Prompt »
Extract all of the entries and set them down verbatim.

Listing »
- - -
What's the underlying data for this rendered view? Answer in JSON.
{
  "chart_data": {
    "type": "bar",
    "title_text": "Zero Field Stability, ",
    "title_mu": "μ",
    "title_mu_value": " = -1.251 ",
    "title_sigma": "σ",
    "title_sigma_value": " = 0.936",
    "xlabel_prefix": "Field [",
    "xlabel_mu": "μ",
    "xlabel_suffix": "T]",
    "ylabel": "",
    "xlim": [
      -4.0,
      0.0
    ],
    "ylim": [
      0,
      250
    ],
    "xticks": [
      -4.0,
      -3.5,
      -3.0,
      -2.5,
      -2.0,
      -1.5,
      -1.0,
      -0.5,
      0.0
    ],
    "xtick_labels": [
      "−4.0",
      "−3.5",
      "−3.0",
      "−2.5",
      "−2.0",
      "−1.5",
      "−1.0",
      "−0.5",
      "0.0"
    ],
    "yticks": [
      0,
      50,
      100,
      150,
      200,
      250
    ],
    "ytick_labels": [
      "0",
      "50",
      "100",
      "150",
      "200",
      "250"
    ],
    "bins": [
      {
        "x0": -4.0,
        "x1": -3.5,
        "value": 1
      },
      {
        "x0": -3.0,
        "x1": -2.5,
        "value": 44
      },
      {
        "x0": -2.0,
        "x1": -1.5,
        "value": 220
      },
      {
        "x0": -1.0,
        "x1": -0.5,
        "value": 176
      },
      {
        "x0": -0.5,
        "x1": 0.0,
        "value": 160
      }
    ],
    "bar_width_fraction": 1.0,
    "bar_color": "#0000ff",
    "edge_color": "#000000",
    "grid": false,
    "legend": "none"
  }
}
- - -
Answer in full »
What's the underlying data for this rendered view? Answer in JSON.
{
  "chart_data": {
    "type": "bar",
    "title_text": "Zero Field Stability, ",
    "title_mu": "μ",
    "title_mu_value": " = -1.251 ",
    "title_sigma": "σ",
    "title_sigma_value": " = 0.936",
    "xlabel_prefix": "Field [",
    "xlabel_mu": "μ",
    "xlabel_suffix": "T]",
    "ylabel": "",
    "xlim": [
      -4.0,
      0.0
    ],
    "ylim": [
      0,
      250
    ],
    "xticks": [
      -4.0,
      -3.5,
      -3.0,
      -2.5,
      -2.0,
      -1.5,
      -1.0,
      -0.5,
      0.0
    ],
    "xtick_labels": [
      "−4.0",
      "−3.5",
      "−3.0",
      "−2.5",
      "−2.0",
      "−1.5",
      "−1.0",
      "−0.5",
      "0.0"
    ],
    "yticks": [
      0,
      50,
      100,
      150,
      200,
      250
    ],
    "ytick_labels": [
      "0",
      "50",
      "100",
      "150",
      "200",
      "250"
    ],
    "bins": [
      {
        "x0": -4.0,
        "x1": -3.5,
        "value": 1
      },
      {
        "x0": -3.0,
        "x1": -2.5,
        "value": 44
      },
      {
        "x0": -2.0,
        "x1": -1.5,
        "value": 220
      },
      {
        "x0": -1.0,
        "x1": -0.5,
        "value": 176
      },
      {
        "x0": -0.5,
        "x1": 0.0,
        "value": 160
      }
    ],
    "bar_width_fraction": 1.0,
    "bar_color": "#0000ff",
    "edge_color": "#000000",
    "grid": false,
    "legend": "none"
  }
}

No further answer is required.